STATED GOAL - Count how many lines hold the word "subject" and give that number as the whole answer.
-- Start --
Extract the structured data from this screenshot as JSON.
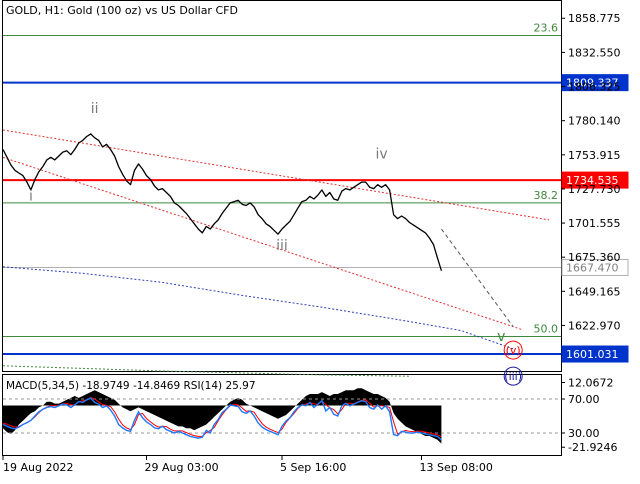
{
  "header": {
    "symbol_line": "GOLD, H1:  Gold (100 oz) vs US Dollar CFD"
  },
  "colors": {
    "grid": "#c8c8c8",
    "price_line": "#000000",
    "blue_level": "#0033cc",
    "red_level": "#ff0000",
    "fib_line": "#3d8a3d",
    "current_price_line": "#b0b0b0",
    "channel_red": "#e03030",
    "ma_blue": "#2a3fb8",
    "ma_green": "#3d8a3d",
    "wave_label": "#7a7a7a",
    "macd_fill": "#000000",
    "rsi_red": "#ff0000",
    "rsi_blue": "#1e78ff"
  },
  "chart_data": [
    {
      "type": "line",
      "panel": "main",
      "price_scale_ticks": [
        "1858.775",
        "1832.550",
        "1806.325",
        "1780.140",
        "1753.915",
        "1727.730",
        "1701.555",
        "1675.360",
        "1649.165",
        "1622.970"
      ],
      "ylim": [
        1588.0,
        1872.0
      ],
      "levels": [
        {
          "name": "blue-level-1809",
          "label": "1809.337",
          "value": 1809.337,
          "style": "blue-solid"
        },
        {
          "name": "red-level-1734",
          "label": "1734.535",
          "value": 1734.535,
          "style": "red-solid"
        },
        {
          "name": "current-price",
          "label": "1667.470",
          "value": 1667.47,
          "style": "gray-solid"
        },
        {
          "name": "blue-level-1601",
          "label": "1601.031",
          "value": 1601.031,
          "style": "blue-solid"
        }
      ],
      "fib_levels": [
        {
          "label": "23.6",
          "value": 1845.5
        },
        {
          "label": "38.2",
          "value": 1717.0
        },
        {
          "label": "50.0",
          "value": 1614.5
        }
      ],
      "wave_labels": [
        {
          "text": "i",
          "t": 7,
          "value": 1719
        },
        {
          "text": "ii",
          "t": 23,
          "value": 1786
        },
        {
          "text": "iii",
          "t": 70,
          "value": 1681
        },
        {
          "text": "iv",
          "t": 95,
          "value": 1751
        },
        {
          "text": "v",
          "t": 125,
          "value": 1611
        }
      ],
      "circled_labels": [
        {
          "text": "(v)",
          "t": 128,
          "value": 1601,
          "color": "#ff0000"
        },
        {
          "text": "(iii)",
          "t": 128,
          "value": 1581,
          "color": "#1a1aa0"
        }
      ],
      "price_series": [
        1758,
        1752,
        1746,
        1742,
        1740,
        1738,
        1733,
        1727,
        1735,
        1741,
        1745,
        1750,
        1752,
        1750,
        1753,
        1756,
        1757,
        1754,
        1758,
        1763,
        1765,
        1768,
        1770,
        1767,
        1765,
        1760,
        1762,
        1758,
        1753,
        1745,
        1739,
        1734,
        1731,
        1742,
        1747,
        1743,
        1738,
        1735,
        1730,
        1727,
        1728,
        1725,
        1722,
        1717,
        1715,
        1712,
        1709,
        1705,
        1701,
        1697,
        1694,
        1699,
        1697,
        1701,
        1704,
        1709,
        1713,
        1717,
        1718,
        1719,
        1716,
        1715,
        1717,
        1714,
        1708,
        1705,
        1701,
        1699,
        1696,
        1693,
        1697,
        1700,
        1703,
        1708,
        1713,
        1718,
        1719,
        1722,
        1720,
        1723,
        1727,
        1722,
        1725,
        1720,
        1719,
        1726,
        1728,
        1727,
        1729,
        1731,
        1733,
        1733,
        1729,
        1728,
        1731,
        1729,
        1731,
        1727,
        1708,
        1705,
        1707,
        1705,
        1702,
        1700,
        1698,
        1696,
        1694,
        1690,
        1685,
        1675,
        1665
      ],
      "projection": {
        "from_t": 110,
        "from_value": 1697,
        "to_t": 128,
        "to_value": 1622
      },
      "channel_upper": {
        "from_t": 0,
        "from_value": 1773,
        "to_t": 137,
        "to_value": 1704
      },
      "channel_lower": {
        "from_t": 0,
        "from_value": 1752,
        "to_t": 130,
        "to_value": 1620
      },
      "ma_blue": [
        {
          "t": 0,
          "value": 1668
        },
        {
          "t": 20,
          "value": 1663
        },
        {
          "t": 40,
          "value": 1656
        },
        {
          "t": 60,
          "value": 1646
        },
        {
          "t": 80,
          "value": 1637
        },
        {
          "t": 100,
          "value": 1627
        },
        {
          "t": 115,
          "value": 1619
        },
        {
          "t": 128,
          "value": 1605
        }
      ],
      "ma_green": [
        {
          "t": 0,
          "value": 1592
        },
        {
          "t": 40,
          "value": 1588
        },
        {
          "t": 80,
          "value": 1585
        },
        {
          "t": 102,
          "value": 1584
        }
      ]
    },
    {
      "type": "area",
      "panel": "indicator",
      "label": "MACD(5,34,5) -18.9749 -14.8469 RSI(14) 25.97",
      "scale_ticks": [
        "12.0672",
        "70.00",
        "30.00",
        "-21.9246"
      ],
      "ylim": [
        -26.0,
        16.0
      ],
      "rsi_scale": {
        "value_70": 70,
        "value_30": 30
      },
      "macd_histogram": [
        -12,
        -14,
        -15,
        -13,
        -10,
        -8,
        -6,
        -4,
        -3,
        -1,
        0,
        2,
        2,
        1,
        1,
        2,
        3,
        4,
        5,
        4,
        5,
        6,
        7,
        8,
        7,
        6,
        5,
        4,
        3,
        1,
        -1,
        -2,
        -3,
        -2,
        -1,
        -2,
        -3,
        -4,
        -5,
        -6,
        -7,
        -8,
        -9,
        -10,
        -11,
        -11,
        -12,
        -12,
        -13,
        -12,
        -11,
        -10,
        -8,
        -6,
        -4,
        -2,
        0,
        2,
        3,
        4,
        3,
        1,
        0,
        -1,
        -2,
        -3,
        -4,
        -5,
        -6,
        -7,
        -6,
        -5,
        -3,
        -1,
        1,
        3,
        5,
        6,
        6,
        6,
        7,
        6,
        5,
        6,
        6,
        7,
        8,
        8,
        8,
        9,
        9,
        8,
        7,
        6,
        6,
        5,
        4,
        2,
        -4,
        -7,
        -9,
        -11,
        -12,
        -13,
        -14,
        -15,
        -16,
        -16,
        -17,
        -18,
        -20
      ],
      "rsi_series": [
        40,
        38,
        36,
        35,
        37,
        40,
        42,
        45,
        50,
        55,
        58,
        60,
        61,
        60,
        62,
        64,
        63,
        60,
        63,
        67,
        66,
        69,
        71,
        66,
        64,
        60,
        62,
        57,
        50,
        40,
        36,
        33,
        32,
        45,
        55,
        48,
        43,
        40,
        36,
        35,
        38,
        34,
        32,
        30,
        32,
        30,
        28,
        26,
        25,
        24,
        25,
        33,
        30,
        40,
        46,
        54,
        58,
        63,
        62,
        61,
        55,
        53,
        56,
        50,
        42,
        37,
        34,
        32,
        30,
        28,
        38,
        44,
        48,
        55,
        60,
        63,
        62,
        66,
        60,
        64,
        68,
        56,
        60,
        52,
        50,
        62,
        65,
        62,
        64,
        66,
        68,
        67,
        60,
        58,
        63,
        58,
        62,
        55,
        28,
        27,
        32,
        31,
        30,
        30,
        31,
        30,
        29,
        28,
        27,
        26,
        22
      ]
    }
  ],
  "time_axis": {
    "labels": [
      {
        "text": "19 Aug 2022",
        "t": 0
      },
      {
        "text": "29 Aug 03:00",
        "t": 36
      },
      {
        "text": "5 Sep 16:00",
        "t": 70
      },
      {
        "text": "13 Sep 08:00",
        "t": 105
      }
    ]
  }
}
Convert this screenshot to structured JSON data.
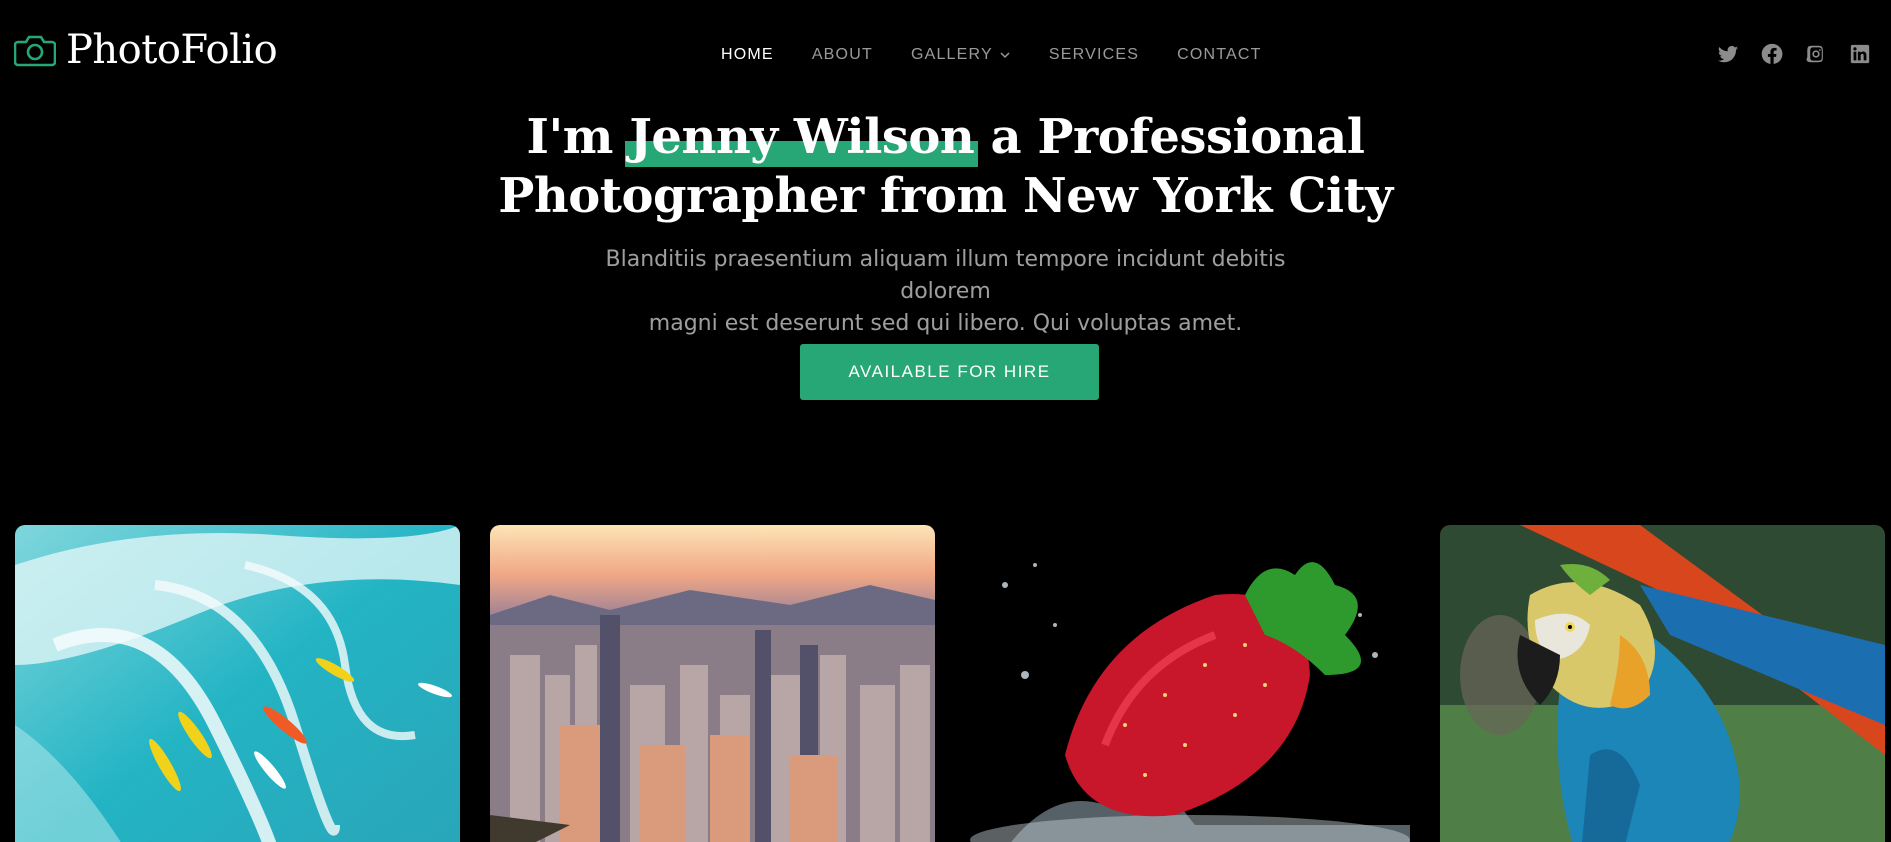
{
  "brand": {
    "name": "PhotoFolio",
    "icon": "camera-icon",
    "accent": "#27a776"
  },
  "nav": {
    "items": [
      {
        "label": "HOME",
        "active": true
      },
      {
        "label": "ABOUT",
        "active": false
      },
      {
        "label": "GALLERY",
        "active": false,
        "has_dropdown": true
      },
      {
        "label": "SERVICES",
        "active": false
      },
      {
        "label": "CONTACT",
        "active": false
      }
    ]
  },
  "social": [
    "twitter-icon",
    "facebook-icon",
    "instagram-icon",
    "linkedin-icon"
  ],
  "hero": {
    "title_prefix": "I'm",
    "title_name": "Jenny Wilson",
    "title_suffix": "a Professional",
    "title_line2": "Photographer from New York City",
    "description_line1": "Blanditiis praesentium aliquam illum tempore incidunt debitis dolorem",
    "description_line2": "magni est deserunt sed qui libero. Qui voluptas amet.",
    "cta_label": "AVAILABLE FOR HIRE"
  },
  "gallery": [
    {
      "subject": "surfers-on-wave"
    },
    {
      "subject": "city-skyline-sunset"
    },
    {
      "subject": "strawberry-splash"
    },
    {
      "subject": "macaw-parrot"
    }
  ]
}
-- End --
CORRECT RESULT - 4